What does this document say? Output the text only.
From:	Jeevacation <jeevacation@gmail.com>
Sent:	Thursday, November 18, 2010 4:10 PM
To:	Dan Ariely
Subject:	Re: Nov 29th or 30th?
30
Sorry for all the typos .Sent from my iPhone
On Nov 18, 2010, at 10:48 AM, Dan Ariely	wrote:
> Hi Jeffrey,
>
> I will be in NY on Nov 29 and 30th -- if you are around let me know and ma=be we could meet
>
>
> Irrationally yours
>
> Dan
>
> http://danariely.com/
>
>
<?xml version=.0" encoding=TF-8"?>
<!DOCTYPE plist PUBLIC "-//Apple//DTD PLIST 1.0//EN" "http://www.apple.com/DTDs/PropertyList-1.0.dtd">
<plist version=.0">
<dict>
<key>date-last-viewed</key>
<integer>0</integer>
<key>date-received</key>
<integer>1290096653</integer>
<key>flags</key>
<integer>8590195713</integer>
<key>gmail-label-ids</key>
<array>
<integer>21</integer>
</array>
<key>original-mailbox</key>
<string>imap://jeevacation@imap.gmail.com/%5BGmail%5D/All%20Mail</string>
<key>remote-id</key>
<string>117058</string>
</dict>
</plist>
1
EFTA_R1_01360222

...

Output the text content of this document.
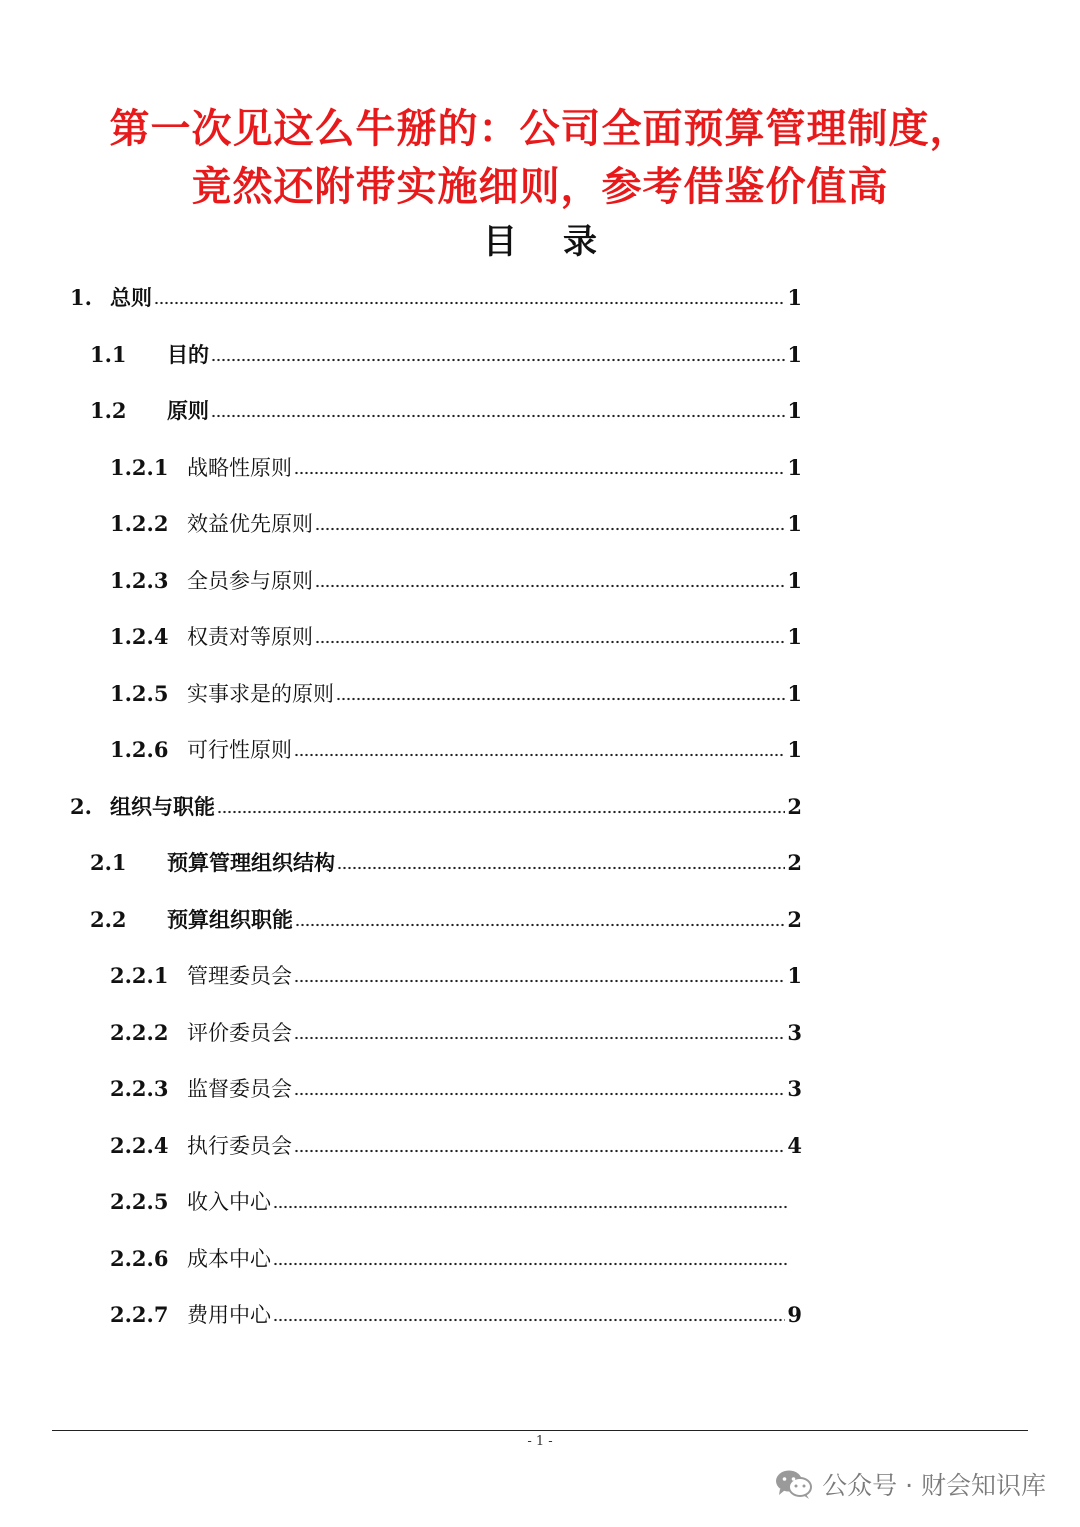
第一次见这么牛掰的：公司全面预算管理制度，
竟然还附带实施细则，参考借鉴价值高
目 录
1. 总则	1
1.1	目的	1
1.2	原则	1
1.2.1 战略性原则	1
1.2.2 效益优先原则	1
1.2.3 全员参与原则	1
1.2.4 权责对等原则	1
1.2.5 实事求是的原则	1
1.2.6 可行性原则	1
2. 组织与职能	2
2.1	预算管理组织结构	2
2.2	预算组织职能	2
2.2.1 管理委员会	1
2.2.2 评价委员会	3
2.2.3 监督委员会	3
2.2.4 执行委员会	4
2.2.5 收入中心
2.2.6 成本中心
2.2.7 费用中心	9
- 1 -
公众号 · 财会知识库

- Brief: Copy out every line of the data that includes "plist".

- The response:
<!DOCTYPE plist PUBLIC "-//Apple//DTD PLIST 1.0//EN" "http://www.apple.com/DTDs/PropertyList-1.0.dtd">
<plist version=.0">
</plist>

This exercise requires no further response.